*RECORDS PROVIDED*
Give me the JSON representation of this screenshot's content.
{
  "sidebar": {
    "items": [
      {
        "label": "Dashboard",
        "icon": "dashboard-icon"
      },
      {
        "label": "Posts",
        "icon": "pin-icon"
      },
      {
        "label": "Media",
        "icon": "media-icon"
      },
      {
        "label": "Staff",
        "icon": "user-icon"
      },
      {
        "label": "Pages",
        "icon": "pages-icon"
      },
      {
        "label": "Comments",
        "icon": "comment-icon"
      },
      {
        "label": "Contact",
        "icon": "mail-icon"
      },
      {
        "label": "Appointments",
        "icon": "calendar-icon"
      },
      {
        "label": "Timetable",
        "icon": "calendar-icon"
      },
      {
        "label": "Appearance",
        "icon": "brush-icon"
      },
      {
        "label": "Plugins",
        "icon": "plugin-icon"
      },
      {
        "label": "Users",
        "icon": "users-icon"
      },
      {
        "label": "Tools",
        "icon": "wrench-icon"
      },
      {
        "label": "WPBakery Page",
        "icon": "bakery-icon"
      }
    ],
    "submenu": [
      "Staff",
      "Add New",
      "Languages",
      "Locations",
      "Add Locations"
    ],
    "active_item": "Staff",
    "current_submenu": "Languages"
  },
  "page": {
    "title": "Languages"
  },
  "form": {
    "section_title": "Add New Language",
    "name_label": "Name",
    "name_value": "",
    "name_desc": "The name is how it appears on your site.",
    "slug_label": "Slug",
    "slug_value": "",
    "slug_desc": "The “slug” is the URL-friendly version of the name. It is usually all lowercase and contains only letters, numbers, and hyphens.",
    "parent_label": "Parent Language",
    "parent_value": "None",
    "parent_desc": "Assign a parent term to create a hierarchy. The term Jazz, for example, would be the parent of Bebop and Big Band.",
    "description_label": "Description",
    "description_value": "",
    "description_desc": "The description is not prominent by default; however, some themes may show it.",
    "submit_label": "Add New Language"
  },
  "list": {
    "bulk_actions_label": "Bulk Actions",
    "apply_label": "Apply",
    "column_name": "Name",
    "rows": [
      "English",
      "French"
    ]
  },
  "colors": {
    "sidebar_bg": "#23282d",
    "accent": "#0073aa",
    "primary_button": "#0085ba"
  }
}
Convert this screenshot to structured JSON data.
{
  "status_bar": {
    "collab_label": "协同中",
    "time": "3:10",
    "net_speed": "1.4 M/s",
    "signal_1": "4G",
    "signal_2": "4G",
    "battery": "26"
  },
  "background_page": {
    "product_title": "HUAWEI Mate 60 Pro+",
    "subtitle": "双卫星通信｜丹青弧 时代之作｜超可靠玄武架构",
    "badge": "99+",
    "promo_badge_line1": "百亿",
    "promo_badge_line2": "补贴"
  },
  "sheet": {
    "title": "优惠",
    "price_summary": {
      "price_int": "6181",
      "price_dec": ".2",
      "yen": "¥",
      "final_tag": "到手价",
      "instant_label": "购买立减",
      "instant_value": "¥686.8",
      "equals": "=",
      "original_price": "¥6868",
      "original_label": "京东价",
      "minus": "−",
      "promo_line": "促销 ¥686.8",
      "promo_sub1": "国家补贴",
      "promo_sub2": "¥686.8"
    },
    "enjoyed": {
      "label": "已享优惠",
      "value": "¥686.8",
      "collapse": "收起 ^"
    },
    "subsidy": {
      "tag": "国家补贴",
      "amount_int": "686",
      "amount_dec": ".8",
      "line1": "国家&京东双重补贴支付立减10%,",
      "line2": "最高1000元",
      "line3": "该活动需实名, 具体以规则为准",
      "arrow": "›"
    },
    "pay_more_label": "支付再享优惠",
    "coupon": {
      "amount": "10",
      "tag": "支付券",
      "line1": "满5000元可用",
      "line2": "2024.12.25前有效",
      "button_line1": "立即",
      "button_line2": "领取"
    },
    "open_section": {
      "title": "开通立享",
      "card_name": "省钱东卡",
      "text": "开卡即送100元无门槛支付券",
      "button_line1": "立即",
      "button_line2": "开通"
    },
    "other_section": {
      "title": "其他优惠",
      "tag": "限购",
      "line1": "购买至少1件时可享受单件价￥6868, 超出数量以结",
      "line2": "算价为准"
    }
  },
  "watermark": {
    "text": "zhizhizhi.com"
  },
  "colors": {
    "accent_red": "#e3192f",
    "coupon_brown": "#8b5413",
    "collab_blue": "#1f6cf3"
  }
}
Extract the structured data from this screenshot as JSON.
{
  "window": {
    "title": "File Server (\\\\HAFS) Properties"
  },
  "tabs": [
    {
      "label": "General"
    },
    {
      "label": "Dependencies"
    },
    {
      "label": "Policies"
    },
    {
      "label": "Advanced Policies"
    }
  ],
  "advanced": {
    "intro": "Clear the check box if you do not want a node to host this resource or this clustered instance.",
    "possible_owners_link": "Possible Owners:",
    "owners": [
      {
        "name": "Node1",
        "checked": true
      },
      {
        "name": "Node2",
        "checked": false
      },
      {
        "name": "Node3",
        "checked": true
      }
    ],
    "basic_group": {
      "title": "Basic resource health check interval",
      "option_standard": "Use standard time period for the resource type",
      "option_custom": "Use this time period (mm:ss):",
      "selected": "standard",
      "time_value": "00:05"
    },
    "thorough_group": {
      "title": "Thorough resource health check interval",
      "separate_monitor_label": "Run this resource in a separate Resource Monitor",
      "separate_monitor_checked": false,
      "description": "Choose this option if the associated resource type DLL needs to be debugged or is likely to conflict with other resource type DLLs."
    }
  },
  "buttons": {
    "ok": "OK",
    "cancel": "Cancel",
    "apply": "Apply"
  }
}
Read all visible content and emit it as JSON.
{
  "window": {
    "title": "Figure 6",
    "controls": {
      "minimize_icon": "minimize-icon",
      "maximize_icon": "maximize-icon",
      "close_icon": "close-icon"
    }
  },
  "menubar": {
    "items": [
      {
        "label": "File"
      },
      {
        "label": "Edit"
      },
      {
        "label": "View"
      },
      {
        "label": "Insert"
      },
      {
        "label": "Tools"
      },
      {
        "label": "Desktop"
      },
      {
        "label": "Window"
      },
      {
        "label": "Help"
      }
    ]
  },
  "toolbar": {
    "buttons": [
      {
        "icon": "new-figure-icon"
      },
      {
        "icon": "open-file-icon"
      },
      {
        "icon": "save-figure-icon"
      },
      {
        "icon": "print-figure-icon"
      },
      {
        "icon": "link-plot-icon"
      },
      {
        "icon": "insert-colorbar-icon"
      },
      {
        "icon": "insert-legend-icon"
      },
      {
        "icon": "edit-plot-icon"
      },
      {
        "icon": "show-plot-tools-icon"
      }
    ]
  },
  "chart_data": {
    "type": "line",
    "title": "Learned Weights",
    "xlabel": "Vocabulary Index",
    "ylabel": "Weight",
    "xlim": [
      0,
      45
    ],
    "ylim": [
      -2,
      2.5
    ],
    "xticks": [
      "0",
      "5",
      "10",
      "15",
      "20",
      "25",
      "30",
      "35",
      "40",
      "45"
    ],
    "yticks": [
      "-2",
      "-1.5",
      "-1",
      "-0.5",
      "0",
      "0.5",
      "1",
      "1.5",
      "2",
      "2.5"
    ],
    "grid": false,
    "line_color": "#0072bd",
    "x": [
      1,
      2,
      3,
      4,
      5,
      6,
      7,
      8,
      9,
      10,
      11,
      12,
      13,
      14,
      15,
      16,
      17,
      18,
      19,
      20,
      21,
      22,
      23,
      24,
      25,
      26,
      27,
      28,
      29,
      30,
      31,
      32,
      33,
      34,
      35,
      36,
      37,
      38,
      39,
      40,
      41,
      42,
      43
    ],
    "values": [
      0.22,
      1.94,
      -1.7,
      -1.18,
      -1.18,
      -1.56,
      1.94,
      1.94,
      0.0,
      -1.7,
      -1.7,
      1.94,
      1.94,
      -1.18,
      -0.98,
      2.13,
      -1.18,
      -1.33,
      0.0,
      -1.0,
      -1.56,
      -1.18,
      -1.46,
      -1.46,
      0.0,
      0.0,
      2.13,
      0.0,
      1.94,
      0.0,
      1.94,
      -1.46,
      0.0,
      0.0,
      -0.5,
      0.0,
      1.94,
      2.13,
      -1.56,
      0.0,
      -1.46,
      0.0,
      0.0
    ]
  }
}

*REQUIRED TASK*
Report the number of lines that contain "content", with no other words.

*CORRECT OUTPUT*
2